# [Work to complete]
[A] Answer these questions from the neutropenia text:
(i) What does it say can be used to evaluate sickness in humans?
(ii) Which three types of white cells does it name?
(iii) What share of all granulocytes do neutrophils make up?
[B] Carry on the neutropenia text from its last sentence.
Start of Document text
How do you fix neutropenia?

How do you fix neutropenia?

Humans need to have good health to be able to live a good life. Humans are prone to sickness especially when the human does not practise good eating habits and not having a good physical activity. Sickness in humans can be evaluated with blood tests done by health services. One of the results from a blood test which is neutropenia can cause worries or a concern to those who have it. Throughout this article we will learn more about neutropenia.

Before we go further on neutropenia, do you know that it is the white blood cells that are affected in such a condition? White blood cells play a great role in defending the body against many infections and diseases. White blood cells are considered to be the body’s immune system. There are a number types of white cells known as granulocytes, monocytes and lymphocytes. Granulocytes can contain neutrophil, eosinophil and basophil. Neutrophil is the most abundant type of granulocyte as it makes up 40 to 60% of all granulocytes in the human body. Neutrophil can be considered vital in the immune system as it ingest, kill and digest microorganisms from being able to infect humans. When we talk about neutropenia, we are referring to the neutrophil count in the blood.
End of Document text
Start of Source data
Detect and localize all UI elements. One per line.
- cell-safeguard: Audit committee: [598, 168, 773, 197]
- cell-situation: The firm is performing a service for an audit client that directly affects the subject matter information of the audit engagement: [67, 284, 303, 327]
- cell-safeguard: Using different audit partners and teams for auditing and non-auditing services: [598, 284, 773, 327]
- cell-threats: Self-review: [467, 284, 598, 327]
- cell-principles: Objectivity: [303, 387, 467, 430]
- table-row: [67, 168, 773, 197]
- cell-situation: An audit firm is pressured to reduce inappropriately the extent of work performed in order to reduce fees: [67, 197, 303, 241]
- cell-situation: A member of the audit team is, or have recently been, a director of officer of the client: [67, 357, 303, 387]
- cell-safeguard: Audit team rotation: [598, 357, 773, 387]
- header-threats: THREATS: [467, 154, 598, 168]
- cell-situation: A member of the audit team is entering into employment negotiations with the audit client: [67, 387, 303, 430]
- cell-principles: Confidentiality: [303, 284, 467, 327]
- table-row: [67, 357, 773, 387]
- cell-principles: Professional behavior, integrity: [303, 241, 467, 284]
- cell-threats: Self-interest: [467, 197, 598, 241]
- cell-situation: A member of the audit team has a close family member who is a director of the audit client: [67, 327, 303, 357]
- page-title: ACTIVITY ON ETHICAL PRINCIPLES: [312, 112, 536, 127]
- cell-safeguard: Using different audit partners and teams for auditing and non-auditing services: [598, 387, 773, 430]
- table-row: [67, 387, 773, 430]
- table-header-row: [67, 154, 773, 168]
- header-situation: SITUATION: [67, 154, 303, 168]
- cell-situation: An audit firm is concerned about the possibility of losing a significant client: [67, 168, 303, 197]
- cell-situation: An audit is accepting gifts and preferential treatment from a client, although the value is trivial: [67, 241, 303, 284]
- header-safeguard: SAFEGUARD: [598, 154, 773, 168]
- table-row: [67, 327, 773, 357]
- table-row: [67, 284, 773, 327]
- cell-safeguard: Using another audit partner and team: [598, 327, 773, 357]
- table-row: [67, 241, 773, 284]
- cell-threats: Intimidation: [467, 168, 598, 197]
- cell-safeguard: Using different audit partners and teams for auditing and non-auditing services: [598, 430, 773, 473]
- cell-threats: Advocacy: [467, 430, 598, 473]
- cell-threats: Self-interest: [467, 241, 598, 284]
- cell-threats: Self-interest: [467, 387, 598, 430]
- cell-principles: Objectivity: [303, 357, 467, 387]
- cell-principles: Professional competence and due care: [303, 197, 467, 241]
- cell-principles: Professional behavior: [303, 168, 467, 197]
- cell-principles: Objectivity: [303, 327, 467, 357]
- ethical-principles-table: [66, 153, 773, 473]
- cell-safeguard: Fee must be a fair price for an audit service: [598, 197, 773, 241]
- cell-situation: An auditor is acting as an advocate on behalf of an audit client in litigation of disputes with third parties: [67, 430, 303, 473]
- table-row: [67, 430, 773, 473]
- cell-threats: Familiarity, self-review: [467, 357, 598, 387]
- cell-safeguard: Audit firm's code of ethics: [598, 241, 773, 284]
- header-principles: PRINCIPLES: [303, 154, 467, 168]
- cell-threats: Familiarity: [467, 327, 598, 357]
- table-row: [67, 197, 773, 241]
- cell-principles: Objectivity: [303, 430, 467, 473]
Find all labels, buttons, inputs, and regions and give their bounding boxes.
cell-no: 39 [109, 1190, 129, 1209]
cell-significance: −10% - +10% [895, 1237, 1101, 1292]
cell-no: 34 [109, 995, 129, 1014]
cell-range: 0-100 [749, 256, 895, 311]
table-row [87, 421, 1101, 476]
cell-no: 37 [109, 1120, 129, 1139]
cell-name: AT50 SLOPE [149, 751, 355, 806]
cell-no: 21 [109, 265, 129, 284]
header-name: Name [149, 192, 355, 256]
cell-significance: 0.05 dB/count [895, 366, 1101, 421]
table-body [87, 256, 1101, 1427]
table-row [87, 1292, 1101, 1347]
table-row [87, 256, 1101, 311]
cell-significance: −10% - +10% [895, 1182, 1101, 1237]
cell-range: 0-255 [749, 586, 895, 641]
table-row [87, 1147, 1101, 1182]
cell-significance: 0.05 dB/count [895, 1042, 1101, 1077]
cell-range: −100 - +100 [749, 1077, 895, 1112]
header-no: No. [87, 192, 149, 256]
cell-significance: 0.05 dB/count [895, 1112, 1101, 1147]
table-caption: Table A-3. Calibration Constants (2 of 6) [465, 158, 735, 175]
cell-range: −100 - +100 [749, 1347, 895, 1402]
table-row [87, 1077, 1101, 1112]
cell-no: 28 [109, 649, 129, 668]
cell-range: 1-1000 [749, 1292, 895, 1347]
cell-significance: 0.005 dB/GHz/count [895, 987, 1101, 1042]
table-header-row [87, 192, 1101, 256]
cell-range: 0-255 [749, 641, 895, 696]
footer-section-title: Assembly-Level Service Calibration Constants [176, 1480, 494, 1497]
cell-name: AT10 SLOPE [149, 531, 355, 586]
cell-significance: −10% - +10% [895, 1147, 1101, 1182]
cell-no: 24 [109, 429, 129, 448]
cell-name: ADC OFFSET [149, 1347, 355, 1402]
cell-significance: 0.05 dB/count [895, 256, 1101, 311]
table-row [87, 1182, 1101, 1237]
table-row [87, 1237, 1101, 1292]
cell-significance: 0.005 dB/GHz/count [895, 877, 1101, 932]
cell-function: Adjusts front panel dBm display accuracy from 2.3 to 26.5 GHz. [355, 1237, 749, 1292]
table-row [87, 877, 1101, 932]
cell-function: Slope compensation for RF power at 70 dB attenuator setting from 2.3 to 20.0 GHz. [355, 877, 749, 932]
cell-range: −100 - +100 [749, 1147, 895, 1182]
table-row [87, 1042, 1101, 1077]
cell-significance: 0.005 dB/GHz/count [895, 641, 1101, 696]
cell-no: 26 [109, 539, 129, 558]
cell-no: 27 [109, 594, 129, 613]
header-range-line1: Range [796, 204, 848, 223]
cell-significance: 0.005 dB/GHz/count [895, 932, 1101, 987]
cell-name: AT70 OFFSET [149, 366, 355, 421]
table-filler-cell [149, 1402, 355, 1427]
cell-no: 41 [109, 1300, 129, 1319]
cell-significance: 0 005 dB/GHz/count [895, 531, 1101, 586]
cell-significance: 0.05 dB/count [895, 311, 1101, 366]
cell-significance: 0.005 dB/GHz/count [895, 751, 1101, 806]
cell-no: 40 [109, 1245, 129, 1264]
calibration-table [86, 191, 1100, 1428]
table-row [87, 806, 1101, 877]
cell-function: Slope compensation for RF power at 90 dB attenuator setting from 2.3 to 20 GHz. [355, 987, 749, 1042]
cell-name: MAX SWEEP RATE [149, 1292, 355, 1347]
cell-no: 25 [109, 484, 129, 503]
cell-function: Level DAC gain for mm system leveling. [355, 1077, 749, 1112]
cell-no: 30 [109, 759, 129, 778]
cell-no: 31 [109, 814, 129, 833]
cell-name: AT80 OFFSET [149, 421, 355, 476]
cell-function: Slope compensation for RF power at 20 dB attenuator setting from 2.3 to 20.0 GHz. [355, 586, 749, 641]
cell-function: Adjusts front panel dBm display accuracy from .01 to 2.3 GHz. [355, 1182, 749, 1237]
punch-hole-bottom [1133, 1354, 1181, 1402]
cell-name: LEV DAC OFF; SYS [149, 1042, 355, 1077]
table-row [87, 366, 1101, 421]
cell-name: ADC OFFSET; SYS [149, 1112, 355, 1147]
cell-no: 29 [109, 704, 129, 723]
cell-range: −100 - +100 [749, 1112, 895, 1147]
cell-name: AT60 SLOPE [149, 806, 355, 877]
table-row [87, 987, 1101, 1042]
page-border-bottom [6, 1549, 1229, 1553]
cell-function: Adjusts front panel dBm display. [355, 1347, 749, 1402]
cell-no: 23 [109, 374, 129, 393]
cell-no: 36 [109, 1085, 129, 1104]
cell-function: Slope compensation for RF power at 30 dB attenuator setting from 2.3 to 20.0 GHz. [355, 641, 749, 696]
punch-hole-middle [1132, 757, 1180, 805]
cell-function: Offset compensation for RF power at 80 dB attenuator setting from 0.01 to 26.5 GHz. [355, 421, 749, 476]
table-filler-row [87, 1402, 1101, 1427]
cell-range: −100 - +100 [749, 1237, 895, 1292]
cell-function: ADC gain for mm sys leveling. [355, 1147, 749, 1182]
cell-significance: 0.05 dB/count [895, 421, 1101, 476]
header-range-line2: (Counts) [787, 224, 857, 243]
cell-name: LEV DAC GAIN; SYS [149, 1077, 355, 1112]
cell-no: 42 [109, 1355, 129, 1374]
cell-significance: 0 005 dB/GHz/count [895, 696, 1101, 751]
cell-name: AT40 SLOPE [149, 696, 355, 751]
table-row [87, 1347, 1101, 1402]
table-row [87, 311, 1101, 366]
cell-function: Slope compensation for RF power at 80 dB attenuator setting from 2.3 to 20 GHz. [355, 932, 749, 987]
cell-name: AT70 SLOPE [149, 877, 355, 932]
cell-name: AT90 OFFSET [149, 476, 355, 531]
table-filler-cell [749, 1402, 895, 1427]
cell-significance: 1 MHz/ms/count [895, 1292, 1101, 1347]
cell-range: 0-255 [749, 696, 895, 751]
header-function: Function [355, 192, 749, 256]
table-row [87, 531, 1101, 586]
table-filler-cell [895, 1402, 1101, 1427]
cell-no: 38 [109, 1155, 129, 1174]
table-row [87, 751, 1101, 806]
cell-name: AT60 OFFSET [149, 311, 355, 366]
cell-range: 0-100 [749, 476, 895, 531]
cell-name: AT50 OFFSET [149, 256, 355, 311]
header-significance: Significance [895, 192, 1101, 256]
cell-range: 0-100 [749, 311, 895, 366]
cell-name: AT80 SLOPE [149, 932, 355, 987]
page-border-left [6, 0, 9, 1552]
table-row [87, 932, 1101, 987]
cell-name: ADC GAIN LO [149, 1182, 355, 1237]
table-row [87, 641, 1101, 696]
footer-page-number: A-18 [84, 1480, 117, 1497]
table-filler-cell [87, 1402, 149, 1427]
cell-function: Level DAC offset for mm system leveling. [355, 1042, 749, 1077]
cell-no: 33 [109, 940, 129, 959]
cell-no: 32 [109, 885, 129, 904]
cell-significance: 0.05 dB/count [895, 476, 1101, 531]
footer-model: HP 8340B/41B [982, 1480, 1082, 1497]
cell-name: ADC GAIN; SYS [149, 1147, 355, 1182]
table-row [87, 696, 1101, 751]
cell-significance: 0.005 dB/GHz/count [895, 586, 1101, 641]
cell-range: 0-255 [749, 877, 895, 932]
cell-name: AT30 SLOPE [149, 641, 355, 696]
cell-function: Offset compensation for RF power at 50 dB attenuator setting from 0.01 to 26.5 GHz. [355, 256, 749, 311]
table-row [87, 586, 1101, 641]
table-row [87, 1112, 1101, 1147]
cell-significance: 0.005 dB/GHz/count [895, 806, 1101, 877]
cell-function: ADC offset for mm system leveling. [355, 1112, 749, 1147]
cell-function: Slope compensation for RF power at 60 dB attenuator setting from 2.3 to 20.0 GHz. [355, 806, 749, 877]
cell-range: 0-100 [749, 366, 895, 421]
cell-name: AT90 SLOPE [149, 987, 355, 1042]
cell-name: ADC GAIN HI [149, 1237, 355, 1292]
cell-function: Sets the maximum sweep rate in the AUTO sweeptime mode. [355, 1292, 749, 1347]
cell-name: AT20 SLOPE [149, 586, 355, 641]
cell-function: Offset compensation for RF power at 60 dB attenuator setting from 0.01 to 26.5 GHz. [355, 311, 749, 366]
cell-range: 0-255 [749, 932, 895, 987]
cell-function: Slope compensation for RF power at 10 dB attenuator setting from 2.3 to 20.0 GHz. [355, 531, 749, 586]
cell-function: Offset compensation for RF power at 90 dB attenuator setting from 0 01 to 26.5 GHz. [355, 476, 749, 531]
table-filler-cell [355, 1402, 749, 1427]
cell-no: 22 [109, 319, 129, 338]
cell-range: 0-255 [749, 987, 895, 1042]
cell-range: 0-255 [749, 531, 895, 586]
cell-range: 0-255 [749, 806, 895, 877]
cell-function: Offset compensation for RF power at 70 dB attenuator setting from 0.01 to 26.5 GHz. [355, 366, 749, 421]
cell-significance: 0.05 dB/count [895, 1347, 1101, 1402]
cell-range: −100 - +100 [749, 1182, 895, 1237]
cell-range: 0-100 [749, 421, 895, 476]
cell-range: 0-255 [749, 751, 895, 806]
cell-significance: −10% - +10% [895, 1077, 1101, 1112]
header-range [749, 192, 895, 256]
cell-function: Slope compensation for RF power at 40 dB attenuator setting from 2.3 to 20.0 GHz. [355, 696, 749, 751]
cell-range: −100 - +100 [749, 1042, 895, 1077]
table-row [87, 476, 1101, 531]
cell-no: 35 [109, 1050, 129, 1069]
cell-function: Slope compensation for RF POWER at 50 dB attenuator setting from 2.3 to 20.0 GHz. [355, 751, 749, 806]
End of Source data
# [Results]
[A]
(i) Blood tests done by health services.
(ii) Granulocytes, monocytes and lymphocytes.
(iii) 40 to 60%.

[B]
Neutropenia is a condition where the number of neutrophils is low in the blood. The normal count of neutrophil is above 1.5 x 10/L or 1500/mcL. The normal count of neutrophil usually is stated in the laboratory blood test results. When the number of neutrophils is lower than the normal count, this is considered as neutropenia. It is worth noting that neutrophil counts can be unstable when compared to other cell counts and vary over short periods such as from medication taken, activity done or anxiety.

Neutropenia can be classified as mild which often causes no symptoms, moderate and severe. This classification helps to give clues on the progression to infection in concordance to the number of neutrophils. In other words, severe neutropenia will lead to higher chances for severe infections. Mild neutropenia is between 1000 to 1500/mcL, moderate neutropenia is 500 to 1000/mcL and severe neutropenia is below than 500/mcL. It is said that neutrophil count of lower than 500/mcL can cause the microbial flora such as in the mouth that was once healthy to be causing infections. Ironically, neutrophil below 200/mcL may actually mute inflammatory responses which cause the findings for high white blood cells in urine or other sites of infection made impossible.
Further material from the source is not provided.